Stored rows =>
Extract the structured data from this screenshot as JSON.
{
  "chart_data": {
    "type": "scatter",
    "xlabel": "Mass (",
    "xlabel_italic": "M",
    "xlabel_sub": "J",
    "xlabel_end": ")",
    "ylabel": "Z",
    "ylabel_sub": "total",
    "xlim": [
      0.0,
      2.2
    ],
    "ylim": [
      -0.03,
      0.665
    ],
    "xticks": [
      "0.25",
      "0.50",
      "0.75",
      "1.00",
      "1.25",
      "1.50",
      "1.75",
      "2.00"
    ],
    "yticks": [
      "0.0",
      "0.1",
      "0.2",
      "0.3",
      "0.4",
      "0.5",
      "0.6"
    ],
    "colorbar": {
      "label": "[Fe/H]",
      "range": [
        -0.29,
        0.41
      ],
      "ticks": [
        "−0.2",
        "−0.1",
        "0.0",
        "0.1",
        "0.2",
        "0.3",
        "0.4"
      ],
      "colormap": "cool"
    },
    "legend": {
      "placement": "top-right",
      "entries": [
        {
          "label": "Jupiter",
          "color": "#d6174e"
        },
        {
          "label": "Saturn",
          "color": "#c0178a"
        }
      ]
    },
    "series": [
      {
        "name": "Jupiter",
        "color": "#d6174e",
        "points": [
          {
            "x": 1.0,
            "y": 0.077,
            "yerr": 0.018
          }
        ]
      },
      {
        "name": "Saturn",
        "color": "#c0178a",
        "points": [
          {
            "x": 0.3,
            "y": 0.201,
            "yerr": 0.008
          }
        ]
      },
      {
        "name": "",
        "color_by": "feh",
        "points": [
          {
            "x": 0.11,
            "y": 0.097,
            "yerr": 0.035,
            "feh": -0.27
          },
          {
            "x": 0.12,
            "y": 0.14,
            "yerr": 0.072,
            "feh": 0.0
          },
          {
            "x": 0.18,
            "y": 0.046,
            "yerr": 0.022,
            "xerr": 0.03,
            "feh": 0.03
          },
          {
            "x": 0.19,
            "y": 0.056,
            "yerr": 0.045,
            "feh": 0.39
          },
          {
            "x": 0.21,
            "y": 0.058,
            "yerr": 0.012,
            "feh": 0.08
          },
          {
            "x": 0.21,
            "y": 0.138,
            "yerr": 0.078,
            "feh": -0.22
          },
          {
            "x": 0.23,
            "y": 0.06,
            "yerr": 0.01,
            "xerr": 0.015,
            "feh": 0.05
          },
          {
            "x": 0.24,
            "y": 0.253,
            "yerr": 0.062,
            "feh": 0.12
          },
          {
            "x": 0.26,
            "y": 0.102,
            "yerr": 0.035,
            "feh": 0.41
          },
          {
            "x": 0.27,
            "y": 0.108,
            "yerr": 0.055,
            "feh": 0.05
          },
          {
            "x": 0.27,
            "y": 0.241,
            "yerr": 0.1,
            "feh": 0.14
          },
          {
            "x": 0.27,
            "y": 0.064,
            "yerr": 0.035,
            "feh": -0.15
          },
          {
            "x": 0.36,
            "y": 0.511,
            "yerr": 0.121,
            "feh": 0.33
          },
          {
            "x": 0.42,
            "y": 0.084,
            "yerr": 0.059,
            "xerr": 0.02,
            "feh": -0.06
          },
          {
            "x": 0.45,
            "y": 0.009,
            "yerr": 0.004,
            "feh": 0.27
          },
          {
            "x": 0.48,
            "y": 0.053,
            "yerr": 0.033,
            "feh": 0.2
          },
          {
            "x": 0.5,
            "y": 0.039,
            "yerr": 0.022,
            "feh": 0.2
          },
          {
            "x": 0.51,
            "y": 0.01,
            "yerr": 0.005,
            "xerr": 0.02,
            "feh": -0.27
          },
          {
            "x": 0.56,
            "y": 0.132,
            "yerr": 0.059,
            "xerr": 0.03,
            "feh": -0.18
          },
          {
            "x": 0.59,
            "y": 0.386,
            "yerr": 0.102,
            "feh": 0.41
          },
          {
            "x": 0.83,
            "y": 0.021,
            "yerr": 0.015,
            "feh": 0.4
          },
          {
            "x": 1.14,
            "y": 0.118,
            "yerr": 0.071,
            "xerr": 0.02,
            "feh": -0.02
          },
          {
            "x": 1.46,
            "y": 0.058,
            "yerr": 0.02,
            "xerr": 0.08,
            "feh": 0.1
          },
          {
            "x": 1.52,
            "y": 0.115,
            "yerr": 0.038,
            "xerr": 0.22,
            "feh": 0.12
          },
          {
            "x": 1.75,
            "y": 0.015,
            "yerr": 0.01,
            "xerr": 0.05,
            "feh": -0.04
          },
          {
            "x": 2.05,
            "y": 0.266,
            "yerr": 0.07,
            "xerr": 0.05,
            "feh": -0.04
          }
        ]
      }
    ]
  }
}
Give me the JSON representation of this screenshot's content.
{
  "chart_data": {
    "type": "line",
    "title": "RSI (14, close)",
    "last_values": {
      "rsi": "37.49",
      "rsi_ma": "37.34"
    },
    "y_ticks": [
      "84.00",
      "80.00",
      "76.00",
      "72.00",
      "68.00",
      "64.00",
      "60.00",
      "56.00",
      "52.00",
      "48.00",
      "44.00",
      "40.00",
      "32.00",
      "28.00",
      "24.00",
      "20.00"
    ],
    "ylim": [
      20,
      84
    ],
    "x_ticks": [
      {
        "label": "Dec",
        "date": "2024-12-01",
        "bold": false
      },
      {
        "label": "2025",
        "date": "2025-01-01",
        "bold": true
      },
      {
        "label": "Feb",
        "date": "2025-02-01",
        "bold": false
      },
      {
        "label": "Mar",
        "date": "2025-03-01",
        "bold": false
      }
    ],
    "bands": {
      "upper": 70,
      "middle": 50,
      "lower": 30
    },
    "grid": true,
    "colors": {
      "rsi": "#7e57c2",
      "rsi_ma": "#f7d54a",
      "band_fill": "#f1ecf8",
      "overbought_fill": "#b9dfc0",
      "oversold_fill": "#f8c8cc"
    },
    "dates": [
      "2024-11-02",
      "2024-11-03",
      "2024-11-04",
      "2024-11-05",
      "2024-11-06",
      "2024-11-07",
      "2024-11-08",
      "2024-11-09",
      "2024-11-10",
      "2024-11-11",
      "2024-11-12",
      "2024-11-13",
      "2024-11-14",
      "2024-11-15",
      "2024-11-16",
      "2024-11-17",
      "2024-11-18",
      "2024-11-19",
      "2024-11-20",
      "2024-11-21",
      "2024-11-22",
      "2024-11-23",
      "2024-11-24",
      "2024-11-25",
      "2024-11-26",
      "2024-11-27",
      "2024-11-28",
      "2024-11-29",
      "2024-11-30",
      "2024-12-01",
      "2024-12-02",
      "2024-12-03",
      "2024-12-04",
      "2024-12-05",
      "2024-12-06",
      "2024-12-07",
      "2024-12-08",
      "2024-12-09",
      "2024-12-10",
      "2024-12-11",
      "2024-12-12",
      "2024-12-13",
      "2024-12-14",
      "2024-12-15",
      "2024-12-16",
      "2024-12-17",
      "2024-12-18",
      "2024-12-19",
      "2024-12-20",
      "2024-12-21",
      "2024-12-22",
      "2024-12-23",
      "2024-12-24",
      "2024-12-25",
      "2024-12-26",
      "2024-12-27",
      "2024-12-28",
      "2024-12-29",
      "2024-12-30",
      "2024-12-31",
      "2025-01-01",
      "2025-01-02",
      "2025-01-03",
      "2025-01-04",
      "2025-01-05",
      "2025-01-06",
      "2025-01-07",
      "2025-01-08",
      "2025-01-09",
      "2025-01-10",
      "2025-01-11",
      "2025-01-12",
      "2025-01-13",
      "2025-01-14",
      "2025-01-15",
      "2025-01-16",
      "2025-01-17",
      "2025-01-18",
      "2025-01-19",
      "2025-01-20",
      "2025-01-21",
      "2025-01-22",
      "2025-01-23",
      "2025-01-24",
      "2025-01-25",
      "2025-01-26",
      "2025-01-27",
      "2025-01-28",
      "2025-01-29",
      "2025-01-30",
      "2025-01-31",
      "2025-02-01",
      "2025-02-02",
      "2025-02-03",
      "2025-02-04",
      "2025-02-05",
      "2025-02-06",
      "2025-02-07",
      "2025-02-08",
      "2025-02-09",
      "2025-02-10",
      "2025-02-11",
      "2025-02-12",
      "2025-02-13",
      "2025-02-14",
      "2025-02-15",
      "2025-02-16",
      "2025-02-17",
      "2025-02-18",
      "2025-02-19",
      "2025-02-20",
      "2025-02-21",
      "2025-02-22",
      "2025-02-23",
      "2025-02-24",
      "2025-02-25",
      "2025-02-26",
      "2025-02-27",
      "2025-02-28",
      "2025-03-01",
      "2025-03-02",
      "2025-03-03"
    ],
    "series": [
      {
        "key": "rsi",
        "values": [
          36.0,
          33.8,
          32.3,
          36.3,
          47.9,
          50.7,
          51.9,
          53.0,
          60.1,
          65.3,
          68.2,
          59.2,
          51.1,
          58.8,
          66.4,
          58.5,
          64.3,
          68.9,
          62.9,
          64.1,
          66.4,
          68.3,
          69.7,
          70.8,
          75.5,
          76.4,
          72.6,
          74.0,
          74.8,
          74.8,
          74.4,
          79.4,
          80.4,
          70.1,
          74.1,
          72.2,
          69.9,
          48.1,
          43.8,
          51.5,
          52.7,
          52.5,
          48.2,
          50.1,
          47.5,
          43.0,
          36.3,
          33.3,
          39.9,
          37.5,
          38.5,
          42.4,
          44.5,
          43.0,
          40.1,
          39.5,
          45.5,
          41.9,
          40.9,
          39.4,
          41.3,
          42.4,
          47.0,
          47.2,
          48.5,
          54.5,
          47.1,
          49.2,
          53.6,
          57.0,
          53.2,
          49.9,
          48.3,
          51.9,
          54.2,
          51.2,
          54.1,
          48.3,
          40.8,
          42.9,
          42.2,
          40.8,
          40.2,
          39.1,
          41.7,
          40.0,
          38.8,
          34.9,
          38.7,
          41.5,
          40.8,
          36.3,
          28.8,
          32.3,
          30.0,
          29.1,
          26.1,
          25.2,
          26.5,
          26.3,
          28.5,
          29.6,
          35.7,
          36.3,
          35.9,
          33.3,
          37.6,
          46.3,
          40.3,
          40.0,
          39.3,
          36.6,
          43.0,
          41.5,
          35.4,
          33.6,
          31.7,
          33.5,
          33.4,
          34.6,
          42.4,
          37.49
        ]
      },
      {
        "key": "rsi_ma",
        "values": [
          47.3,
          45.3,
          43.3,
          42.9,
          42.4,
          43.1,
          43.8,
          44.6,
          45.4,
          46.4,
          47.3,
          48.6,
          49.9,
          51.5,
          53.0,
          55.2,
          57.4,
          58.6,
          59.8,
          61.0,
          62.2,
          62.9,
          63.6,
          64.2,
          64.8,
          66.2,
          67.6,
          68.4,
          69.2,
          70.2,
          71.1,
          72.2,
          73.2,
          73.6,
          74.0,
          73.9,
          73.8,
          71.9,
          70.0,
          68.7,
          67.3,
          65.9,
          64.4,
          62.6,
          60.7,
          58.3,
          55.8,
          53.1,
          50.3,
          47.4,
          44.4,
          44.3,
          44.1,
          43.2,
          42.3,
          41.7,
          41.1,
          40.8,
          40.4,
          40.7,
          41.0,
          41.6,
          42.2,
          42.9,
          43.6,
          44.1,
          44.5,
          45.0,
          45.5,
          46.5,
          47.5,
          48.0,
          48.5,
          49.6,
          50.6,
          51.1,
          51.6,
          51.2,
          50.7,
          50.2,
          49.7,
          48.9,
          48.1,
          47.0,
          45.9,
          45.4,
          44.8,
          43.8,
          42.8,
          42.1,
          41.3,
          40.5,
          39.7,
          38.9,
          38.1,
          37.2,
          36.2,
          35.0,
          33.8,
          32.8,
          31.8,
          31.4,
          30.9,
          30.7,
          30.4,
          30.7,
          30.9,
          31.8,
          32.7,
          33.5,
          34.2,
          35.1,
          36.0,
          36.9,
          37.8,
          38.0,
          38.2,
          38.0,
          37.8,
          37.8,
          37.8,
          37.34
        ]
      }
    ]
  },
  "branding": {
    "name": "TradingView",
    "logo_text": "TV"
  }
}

Set task => Copy out each line of the data where the string "name" appears.

The reply =>
        "name": "Jupiter",
        "name": "Saturn",
        "name": "",
    "name": "TradingView",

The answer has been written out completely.